◆ Tarea breve 1:
Reformula como tabla Markdown las líneas del listado, con las columnas n (número de fila) y Línea, y omite las líneas en blanco. Empieza en la primera línea del listado y termina tras la línea que contiene "428, 372, 447]", ambas incluidas.

◆ Texto proporcionado:
■ ■ ■ ■ ■

Visita al Comercial N°7 D.E.10
24 de junio, 2010

Para todos los detractores de la educación actual, de los jóvenes de hoy y de los “pobres” profesores, mal pagados, agredidos, etcétera, etcétera, van estas palabras de profunda admiración por un grupo de profesores y alumnos que ha despecho y contramano de lo que se opina, o a pesar de que sea cierto lo que se opina, poseen la mística y la decisión de la excelencia. "El lector como intérprete y productor de conocimiento" es el proyecto de estimulación a la lectura que se desarrolla en el marco de los módulos institucionales del Plan de Fortalecimiento Educativo del Gobierno de la Ciudad de Buenos Aires. La asistente técnica es Mercedes Baliero y los profesores participantes son: Martha Esviza, de Lengua y Literatura, Guillermo Birari, de Historia, Graciela Torres, de Lengua y Literatura, Mercedes Playán, de Música, María Inés Fanton, de Plástica y Adriana Maggio, de Lengua y Literatura y coordinadora del proyecto. Tres de mis cuentos: “Los hombres no lloran”, “Decía Bulls” y “La pistolera”, fueron desmenuzados y analizados desde el ámbito de las cuatro cátedras: Lengua y Literatura, Historia, Plástica y Música. Agradezco profundamente a este grupo por el trabajo realizado, no porque los elegidos hayan sido mis textos, sino porque concretan, en primer lugar, un gran trabajo de equipo interdisciplinario y porque justamente con este trabajo han estimulado la creatividad y la atención de los chicos. Ayer, jueves 24 de junio, he sido partícipe de este proyecto, como visita y entrevistada, y he podido apreciar de cerca el resultado feliz de esta combinación de trabajo y esfuerzo conjunto entre profesores y alumnos. Luego del diálogo respetuoso y el intensivo intercambio con los chicos de cinco cursos del Comercial N°7 de entre catorce y diecisiete años, al final de la entrevista me entregaron como resultado del proyecto los trabajos de los alumnos en cada una de estas disciplinas con el intertexto de los cuentos y un CD con música y lectura de un fragmento de uno de ellos. Los recibí con gran emoción y alegría. Sin duda, el esfuerzo conjunto da resultados y ¡vale la pena! Desde aquí, mi reconocimiento a todos los promotores y participantes de este valioso proyecto.

■ ■ ■ ■ ■

◆ Tarea breve 2:
Según el texto proporcionado, ¿quién es la coordinadora del proyecto?

■ ■ ■ ■ ■

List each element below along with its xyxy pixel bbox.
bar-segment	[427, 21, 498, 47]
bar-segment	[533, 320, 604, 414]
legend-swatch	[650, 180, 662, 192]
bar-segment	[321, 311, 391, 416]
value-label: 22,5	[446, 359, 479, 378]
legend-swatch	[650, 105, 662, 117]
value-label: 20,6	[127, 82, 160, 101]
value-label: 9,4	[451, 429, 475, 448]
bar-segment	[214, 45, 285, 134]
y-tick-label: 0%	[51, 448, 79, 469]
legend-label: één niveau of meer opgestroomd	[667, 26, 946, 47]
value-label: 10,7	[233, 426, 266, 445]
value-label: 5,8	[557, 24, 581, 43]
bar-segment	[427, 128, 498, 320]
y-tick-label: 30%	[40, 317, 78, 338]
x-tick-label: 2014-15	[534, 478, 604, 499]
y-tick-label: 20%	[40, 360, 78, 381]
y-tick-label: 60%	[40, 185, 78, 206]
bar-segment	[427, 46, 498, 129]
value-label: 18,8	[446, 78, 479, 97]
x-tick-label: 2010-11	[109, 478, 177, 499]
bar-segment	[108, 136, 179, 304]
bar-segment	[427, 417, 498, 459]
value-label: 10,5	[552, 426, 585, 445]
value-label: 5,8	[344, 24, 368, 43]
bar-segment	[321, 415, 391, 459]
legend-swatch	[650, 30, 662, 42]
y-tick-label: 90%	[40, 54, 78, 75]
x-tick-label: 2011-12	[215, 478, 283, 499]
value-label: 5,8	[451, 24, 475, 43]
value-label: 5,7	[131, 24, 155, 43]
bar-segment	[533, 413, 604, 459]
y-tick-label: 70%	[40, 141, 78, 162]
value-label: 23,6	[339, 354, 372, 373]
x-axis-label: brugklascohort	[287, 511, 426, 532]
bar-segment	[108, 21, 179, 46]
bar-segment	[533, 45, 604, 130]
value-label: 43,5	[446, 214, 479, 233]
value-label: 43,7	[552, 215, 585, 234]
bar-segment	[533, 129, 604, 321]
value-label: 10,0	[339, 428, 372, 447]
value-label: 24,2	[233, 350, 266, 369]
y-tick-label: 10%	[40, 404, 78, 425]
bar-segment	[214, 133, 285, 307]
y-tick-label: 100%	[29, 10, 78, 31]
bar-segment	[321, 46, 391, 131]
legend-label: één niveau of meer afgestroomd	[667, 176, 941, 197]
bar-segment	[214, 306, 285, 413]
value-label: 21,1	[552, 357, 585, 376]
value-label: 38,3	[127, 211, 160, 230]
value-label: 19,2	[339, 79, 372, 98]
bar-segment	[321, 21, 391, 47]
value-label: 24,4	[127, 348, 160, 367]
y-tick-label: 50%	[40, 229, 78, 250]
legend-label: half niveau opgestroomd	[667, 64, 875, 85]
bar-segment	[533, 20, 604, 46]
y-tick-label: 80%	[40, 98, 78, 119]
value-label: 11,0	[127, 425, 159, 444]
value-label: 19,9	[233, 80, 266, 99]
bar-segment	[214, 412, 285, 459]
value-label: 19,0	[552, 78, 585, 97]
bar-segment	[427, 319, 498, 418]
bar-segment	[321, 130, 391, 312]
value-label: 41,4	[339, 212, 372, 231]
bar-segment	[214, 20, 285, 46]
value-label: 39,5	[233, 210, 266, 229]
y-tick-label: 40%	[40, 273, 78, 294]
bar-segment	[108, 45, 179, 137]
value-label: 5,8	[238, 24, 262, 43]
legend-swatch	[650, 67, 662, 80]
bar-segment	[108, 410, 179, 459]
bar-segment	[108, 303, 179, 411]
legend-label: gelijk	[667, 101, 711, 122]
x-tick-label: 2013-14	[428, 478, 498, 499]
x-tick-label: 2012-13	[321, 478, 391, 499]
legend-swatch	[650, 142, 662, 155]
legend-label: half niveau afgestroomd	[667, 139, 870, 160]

■ ■ ■ ■ ■

◆ Resultado 1:
| n | Línea |
|---|---|
| 1 | List each element below along with its xyxy pixel bbox. |
| 2 | bar-segment	[427, 21, 498, 47] |
| 3 | bar-segment	[533, 320, 604, 414] |
| 4 | legend-swatch	[650, 180, 662, 192] |
| 5 | bar-segment	[321, 311, 391, 416] |
| 6 | value-label: 22,5	[446, 359, 479, 378] |
| 7 | legend-swatch	[650, 105, 662, 117] |
| 8 | value-label: 20,6	[127, 82, 160, 101] |
| 9 | value-label: 9,4	[451, 429, 475, 448] |
| 10 | bar-segment	[214, 45, 285, 134] |
| 11 | y-tick-label: 0%	[51, 448, 79, 469] |
| 12 | legend-label: één niveau of meer opgestroomd	[667, 26, 946, 47] |
| 13 | value-label: 10,7	[233, 426, 266, 445] |
| 14 | value-label: 5,8	[557, 24, 581, 43] |
| 15 | bar-segment	[427, 128, 498, 320] |
| 16 | y-tick-label: 30%	[40, 317, 78, 338] |
| 17 | x-tick-label: 2014-15	[534, 478, 604, 499] |
| 18 | y-tick-label: 20%	[40, 360, 78, 381] |
| 19 | y-tick-label: 60%	[40, 185, 78, 206] |
| 20 | bar-segment	[427, 46, 498, 129] |
| 21 | value-label: 18,8	[446, 78, 479, 97] |
| 22 | x-tick-label: 2010-11	[109, 478, 177, 499] |
| 23 | bar-segment	[108, 136, 179, 304] |
| 24 | bar-segment	[427, 417, 498, 459] |
| 25 | value-label: 10,5	[552, 426, 585, 445] |
| 26 | value-label: 5,8	[344, 24, 368, 43] |
| 27 | bar-segment	[321, 415, 391, 459] |
| 28 | legend-swatch	[650, 30, 662, 42] |
| 29 | y-tick-label: 90%	[40, 54, 78, 75] |
| 30 | x-tick-label: 2011-12	[215, 478, 283, 499] |
| 31 | value-label: 5,8	[451, 24, 475, 43] |
| 32 | value-label: 5,7	[131, 24, 155, 43] |
| 33 | bar-segment	[533, 413, 604, 459] |
| 34 | y-tick-label: 70%	[40, 141, 78, 162] |
| 35 | value-label: 23,6	[339, 354, 372, 373] |
| 36 | x-axis-label: brugklascohort	[287, 511, 426, 532] |
| 37 | bar-segment	[108, 21, 179, 46] |
| 38 | bar-segment	[533, 45, 604, 130] |
| 39 | value-label: 43,5	[446, 214, 479, 233] |
| 40 | value-label: 43,7	[552, 215, 585, 234] |
| 41 | bar-segment	[533, 129, 604, 321] |
| 42 | value-label: 10,0	[339, 428, 372, 447] |

◆ Resultado 2:
Adriana Maggio, profesora de Lengua y Literatura.